[Spatial layout entries]
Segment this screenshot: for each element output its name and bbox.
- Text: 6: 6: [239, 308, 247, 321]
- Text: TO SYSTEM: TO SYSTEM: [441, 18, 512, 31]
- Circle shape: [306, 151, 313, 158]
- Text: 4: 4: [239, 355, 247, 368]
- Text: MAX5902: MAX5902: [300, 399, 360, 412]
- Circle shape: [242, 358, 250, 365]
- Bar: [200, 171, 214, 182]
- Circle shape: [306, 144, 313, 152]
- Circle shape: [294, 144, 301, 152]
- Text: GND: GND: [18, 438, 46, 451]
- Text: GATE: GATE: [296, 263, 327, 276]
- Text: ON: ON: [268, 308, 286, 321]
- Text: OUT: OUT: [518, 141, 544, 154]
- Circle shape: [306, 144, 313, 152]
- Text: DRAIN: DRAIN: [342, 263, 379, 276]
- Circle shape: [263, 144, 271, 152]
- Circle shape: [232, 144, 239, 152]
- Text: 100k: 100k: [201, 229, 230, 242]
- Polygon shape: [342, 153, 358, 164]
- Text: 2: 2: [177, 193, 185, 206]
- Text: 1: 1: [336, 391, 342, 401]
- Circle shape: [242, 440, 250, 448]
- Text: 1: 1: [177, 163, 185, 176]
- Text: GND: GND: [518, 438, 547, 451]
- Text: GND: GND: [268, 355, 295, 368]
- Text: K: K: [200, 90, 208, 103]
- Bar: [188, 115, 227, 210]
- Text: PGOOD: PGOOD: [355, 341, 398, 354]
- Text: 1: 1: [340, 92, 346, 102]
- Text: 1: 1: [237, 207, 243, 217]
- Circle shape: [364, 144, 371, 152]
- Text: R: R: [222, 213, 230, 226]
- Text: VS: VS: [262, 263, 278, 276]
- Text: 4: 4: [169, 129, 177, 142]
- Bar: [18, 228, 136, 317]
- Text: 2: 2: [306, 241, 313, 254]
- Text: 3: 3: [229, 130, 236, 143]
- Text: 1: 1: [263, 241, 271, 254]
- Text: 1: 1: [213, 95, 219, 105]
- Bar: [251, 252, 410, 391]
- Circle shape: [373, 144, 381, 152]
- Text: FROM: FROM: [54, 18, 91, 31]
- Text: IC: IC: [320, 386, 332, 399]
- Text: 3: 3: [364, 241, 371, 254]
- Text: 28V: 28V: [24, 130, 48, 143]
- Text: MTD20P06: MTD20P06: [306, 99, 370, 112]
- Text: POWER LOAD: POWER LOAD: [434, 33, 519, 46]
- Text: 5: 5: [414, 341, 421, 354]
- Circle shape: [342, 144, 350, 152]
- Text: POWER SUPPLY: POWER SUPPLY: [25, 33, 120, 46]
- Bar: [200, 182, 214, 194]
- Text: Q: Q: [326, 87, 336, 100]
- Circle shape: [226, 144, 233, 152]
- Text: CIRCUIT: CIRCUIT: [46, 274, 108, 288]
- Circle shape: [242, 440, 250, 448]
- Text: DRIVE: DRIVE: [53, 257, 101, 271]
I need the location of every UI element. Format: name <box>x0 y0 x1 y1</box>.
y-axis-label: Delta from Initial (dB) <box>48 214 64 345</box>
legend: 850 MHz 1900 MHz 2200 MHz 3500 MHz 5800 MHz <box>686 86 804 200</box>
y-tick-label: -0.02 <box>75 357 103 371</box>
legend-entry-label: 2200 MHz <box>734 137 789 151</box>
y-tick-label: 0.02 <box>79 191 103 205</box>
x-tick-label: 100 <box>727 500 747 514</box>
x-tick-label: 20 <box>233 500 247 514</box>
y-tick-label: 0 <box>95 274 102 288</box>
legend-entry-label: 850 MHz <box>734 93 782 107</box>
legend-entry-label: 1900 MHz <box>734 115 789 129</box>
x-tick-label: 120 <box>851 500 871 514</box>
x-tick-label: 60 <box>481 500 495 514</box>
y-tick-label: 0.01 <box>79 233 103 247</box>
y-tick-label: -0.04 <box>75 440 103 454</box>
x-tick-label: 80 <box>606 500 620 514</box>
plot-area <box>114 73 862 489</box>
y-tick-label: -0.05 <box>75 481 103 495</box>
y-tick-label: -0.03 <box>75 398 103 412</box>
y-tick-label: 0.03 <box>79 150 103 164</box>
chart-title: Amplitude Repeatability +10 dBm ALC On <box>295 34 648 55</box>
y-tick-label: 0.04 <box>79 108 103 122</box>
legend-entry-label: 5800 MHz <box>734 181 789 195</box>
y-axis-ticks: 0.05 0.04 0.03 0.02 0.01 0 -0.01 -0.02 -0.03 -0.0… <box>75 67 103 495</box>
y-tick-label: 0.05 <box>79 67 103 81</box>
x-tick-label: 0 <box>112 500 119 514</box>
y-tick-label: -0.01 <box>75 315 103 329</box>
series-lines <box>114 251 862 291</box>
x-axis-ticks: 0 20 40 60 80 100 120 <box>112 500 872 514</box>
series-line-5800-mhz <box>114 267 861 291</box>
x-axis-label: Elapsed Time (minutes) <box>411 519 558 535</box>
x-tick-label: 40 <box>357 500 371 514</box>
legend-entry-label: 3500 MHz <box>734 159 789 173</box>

▸ Prompt
State how many lines of the material above contain the string "series", treating uppercase and lowercase letters as distinct. Reply with the number alone.

▸ Exercise output
2